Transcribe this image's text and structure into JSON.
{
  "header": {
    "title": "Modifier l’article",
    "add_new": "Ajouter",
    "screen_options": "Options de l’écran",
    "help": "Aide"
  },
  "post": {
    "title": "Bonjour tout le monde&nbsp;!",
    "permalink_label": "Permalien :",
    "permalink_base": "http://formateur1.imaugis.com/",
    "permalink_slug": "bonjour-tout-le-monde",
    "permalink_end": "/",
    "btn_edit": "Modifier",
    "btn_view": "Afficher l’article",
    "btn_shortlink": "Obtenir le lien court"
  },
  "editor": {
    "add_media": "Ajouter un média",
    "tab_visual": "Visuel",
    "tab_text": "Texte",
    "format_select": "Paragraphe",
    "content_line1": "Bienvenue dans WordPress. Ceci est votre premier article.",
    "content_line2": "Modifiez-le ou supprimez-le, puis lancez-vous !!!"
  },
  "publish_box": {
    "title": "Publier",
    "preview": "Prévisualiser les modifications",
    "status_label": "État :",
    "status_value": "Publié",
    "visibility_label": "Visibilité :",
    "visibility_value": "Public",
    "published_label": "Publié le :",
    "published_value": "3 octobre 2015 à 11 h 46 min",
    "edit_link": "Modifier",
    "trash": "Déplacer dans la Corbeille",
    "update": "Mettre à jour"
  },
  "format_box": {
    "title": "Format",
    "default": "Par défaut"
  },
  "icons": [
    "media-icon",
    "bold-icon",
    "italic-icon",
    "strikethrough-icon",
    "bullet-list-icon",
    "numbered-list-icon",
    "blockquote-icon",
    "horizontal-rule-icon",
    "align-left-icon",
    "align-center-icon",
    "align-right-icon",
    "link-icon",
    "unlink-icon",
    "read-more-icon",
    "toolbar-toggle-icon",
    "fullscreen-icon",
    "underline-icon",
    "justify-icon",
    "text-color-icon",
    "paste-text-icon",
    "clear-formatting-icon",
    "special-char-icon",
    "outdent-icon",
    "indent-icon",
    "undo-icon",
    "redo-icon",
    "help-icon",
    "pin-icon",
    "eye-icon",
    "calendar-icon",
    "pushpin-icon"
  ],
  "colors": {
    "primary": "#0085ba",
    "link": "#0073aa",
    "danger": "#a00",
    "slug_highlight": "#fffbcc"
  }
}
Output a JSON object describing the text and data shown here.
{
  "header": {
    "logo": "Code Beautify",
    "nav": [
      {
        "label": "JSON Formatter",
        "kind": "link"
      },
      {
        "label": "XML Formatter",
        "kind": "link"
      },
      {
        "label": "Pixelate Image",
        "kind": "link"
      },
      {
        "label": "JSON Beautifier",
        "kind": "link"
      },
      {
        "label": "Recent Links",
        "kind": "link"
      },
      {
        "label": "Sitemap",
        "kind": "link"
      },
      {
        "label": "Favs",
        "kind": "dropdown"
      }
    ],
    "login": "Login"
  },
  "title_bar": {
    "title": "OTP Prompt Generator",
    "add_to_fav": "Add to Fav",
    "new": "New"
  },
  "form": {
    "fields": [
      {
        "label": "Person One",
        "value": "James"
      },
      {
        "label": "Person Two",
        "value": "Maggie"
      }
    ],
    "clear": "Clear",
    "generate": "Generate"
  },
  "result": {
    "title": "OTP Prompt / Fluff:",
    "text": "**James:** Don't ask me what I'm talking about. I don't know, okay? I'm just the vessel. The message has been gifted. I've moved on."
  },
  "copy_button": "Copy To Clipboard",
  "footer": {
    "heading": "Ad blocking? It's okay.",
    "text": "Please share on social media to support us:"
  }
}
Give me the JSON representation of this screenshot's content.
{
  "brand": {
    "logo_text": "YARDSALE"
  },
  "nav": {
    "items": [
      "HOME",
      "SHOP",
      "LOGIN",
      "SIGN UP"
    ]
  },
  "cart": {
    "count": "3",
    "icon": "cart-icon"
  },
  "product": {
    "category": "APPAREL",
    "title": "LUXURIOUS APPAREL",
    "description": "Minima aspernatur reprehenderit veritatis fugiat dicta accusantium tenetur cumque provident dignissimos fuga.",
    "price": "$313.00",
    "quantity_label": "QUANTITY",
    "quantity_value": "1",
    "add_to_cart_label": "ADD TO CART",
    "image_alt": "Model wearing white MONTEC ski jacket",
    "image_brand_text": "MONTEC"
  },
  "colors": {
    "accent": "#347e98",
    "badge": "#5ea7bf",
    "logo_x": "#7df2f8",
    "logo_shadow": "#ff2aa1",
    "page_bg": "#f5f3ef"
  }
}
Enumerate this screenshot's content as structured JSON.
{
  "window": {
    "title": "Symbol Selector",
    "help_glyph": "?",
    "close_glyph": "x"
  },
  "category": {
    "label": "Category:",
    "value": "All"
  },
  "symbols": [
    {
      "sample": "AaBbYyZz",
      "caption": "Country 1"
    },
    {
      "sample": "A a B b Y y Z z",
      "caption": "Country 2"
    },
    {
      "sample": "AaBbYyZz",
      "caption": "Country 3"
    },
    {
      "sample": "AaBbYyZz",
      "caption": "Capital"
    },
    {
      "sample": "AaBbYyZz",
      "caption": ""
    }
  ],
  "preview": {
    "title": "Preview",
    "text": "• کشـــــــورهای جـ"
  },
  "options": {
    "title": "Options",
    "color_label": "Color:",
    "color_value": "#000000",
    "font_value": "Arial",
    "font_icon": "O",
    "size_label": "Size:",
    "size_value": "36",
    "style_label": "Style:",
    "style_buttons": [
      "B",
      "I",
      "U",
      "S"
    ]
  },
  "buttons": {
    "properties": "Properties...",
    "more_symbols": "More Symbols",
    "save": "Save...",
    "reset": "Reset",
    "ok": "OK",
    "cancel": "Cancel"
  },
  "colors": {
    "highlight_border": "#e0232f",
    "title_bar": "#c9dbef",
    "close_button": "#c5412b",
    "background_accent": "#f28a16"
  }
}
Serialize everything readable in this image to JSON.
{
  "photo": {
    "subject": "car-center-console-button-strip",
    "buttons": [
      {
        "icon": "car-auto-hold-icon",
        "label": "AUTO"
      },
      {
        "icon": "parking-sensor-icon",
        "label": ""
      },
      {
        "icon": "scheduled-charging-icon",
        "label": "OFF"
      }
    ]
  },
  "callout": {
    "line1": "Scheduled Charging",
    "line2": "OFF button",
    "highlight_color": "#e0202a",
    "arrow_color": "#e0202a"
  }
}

* * *

# STATED PROBLEM
Pull out each record as written and restate it exactly.

# ANSWER TO THE EXERCISE
Transcribe this image's text and structure into JSON.
{
  "header": {
    "title": "Modifier l’article",
    "add_new": "Ajouter",
    "screen_options": "Options de l’écran",
    "help": "Aide"
  },
  "post": {
    "title": "Bonjour tout le monde&nbsp;!",
    "permalink_label": "Permalien :",
    "permalink_base": "http://formateur1.imaugis.com/",
    "permalink_slug": "bonjour-tout-le-monde",
    "permalink_end": "/",
    "btn_edit": "Modifier",
    "btn_view": "Afficher l’article",
    "btn_shortlink": "Obtenir le lien court"
  },
  "editor": {
    "add_media": "Ajouter un média",
    "tab_visual": "Visuel",
    "tab_text": "Texte",
    "format_select": "Paragraphe",
    "content_line1": "Bienvenue dans WordPress. Ceci est votre premier article.",
    "content_line2": "Modifiez-le ou supprimez-le, puis lancez-vous !!!"
  },
  "publish_box": {
    "title": "Publier",
    "preview": "Prévisualiser les modifications",
    "status_label": "État :",
    "status_value": "Publié",
    "visibility_label": "Visibilité :",
    "visibility_value": "Public",
    "published_label": "Publié le :",
    "published_value": "3 octobre 2015 à 11 h 46 min",
    "edit_link": "Modifier",
    "trash": "Déplacer dans la Corbeille",
    "update": "Mettre à jour"
  },
  "format_box": {
    "title": "Format",
    "default": "Par défaut"
  },
  "icons": [
    "media-icon",
    "bold-icon",
    "italic-icon",
    "strikethrough-icon",
    "bullet-list-icon",
    "numbered-list-icon",
    "blockquote-icon",
    "horizontal-rule-icon",
    "align-left-icon",
    "align-center-icon",
    "align-right-icon",
    "link-icon",
    "unlink-icon",
    "read-more-icon",
    "toolbar-toggle-icon",
    "fullscreen-icon",
    "underline-icon",
    "justify-icon",
    "text-color-icon",
    "paste-text-icon",
    "clear-formatting-icon",
    "special-char-icon",
    "outdent-icon",
    "indent-icon",
    "undo-icon",
    "redo-icon",
    "help-icon",
    "pin-icon",
    "eye-icon",
    "calendar-icon",
    "pushpin-icon"
  ],
  "colors": {
    "primary": "#0085ba",
    "link": "#0073aa",
    "danger": "#a00",
    "slug_highlight": "#fffbcc"
  }
}
Output a JSON object describing the text and data shown here.
{
  "header": {
    "logo": "Code Beautify",
    "nav": [
      {
        "label": "JSON Formatter",
        "kind": "link"
      },
      {
        "label": "XML Formatter",
        "kind": "link"
      },
      {
        "label": "Pixelate Image",
        "kind": "link"
      },
      {
        "label": "JSON Beautifier",
        "kind": "link"
      },
      {
        "label": "Recent Links",
        "kind": "link"
      },
      {
        "label": "Sitemap",
        "kind": "link"
      },
      {
        "label": "Favs",
        "kind": "dropdown"
      }
    ],
    "login": "Login"
  },
  "title_bar": {
    "title": "OTP Prompt Generator",
    "add_to_fav": "Add to Fav",
    "new": "New"
  },
  "form": {
    "fields": [
      {
        "label": "Person One",
        "value": "James"
      },
      {
        "label": "Person Two",
        "value": "Maggie"
      }
    ],
    "clear": "Clear",
    "generate": "Generate"
  },
  "result": {
    "title": "OTP Prompt / Fluff:",
    "text": "**James:** Don't ask me what I'm talking about. I don't know, okay? I'm just the vessel. The message has been gifted. I've moved on."
  },
  "copy_button": "Copy To Clipboard",
  "footer": {
    "heading": "Ad blocking? It's okay.",
    "text": "Please share on social media to support us:"
  }
}
Give me the JSON representation of this screenshot's content.
{
  "brand": {
    "logo_text": "YARDSALE"
  },
  "nav": {
    "items": [
      "HOME",
      "SHOP",
      "LOGIN",
      "SIGN UP"
    ]
  },
  "cart": {
    "count": "3",
    "icon": "cart-icon"
  },
  "product": {
    "category": "APPAREL",
    "title": "LUXURIOUS APPAREL",
    "description": "Minima aspernatur reprehenderit veritatis fugiat dicta accusantium tenetur cumque provident dignissimos fuga.",
    "price": "$313.00",
    "quantity_label": "QUANTITY",
    "quantity_value": "1",
    "add_to_cart_label": "ADD TO CART",
    "image_alt": "Model wearing white MONTEC ski jacket",
    "image_brand_text": "MONTEC"
  },
  "colors": {
    "accent": "#347e98",
    "badge": "#5ea7bf",
    "logo_x": "#7df2f8",
    "logo_shadow": "#ff2aa1",
    "page_bg": "#f5f3ef"
  }
}
Enumerate this screenshot's content as structured JSON.
{
  "window": {
    "title": "Symbol Selector",
    "help_glyph": "?",
    "close_glyph": "x"
  },
  "category": {
    "label": "Category:",
    "value": "All"
  },
  "symbols": [
    {
      "sample": "AaBbYyZz",
      "caption": "Country 1"
    },
    {
      "sample": "A a B b Y y Z z",
      "caption": "Country 2"
    },
    {
      "sample": "AaBbYyZz",
      "caption": "Country 3"
    },
    {
      "sample": "AaBbYyZz",
      "caption": "Capital"
    },
    {
      "sample": "AaBbYyZz",
      "caption": ""
    }
  ],
  "preview": {
    "title": "Preview",
    "text": "• کشـــــــورهای جـ"
  },
  "options": {
    "title": "Options",
    "color_label": "Color:",
    "color_value": "#000000",
    "font_value": "Arial",
    "font_icon": "O",
    "size_label": "Size:",
    "size_value": "36",
    "style_label": "Style:",
    "style_buttons": [
      "B",
      "I",
      "U",
      "S"
    ]
  },
  "buttons": {
    "properties": "Properties...",
    "more_symbols": "More Symbols",
    "save": "Save...",
    "reset": "Reset",
    "ok": "OK",
    "cancel": "Cancel"
  },
  "colors": {
    "highlight_border": "#e0232f",
    "title_bar": "#c9dbef",
    "close_button": "#c5412b",
    "background_accent": "#f28a16"
  }
}
Serialize everything readable in this image to JSON.
{
  "photo": {
    "subject": "car-center-console-button-strip",
    "buttons": [
      {
        "icon": "car-auto-hold-icon",
        "label": "AUTO"
      },
      {
        "icon": "parking-sensor-icon",
        "label": ""
      },
      {
        "icon": "scheduled-charging-icon",
        "label": "OFF"
      }
    ]
  },
  "callout": {
    "line1": "Scheduled Charging",
    "line2": "OFF button",
    "highlight_color": "#e0202a",
    "arrow_color": "#e0202a"
  }
}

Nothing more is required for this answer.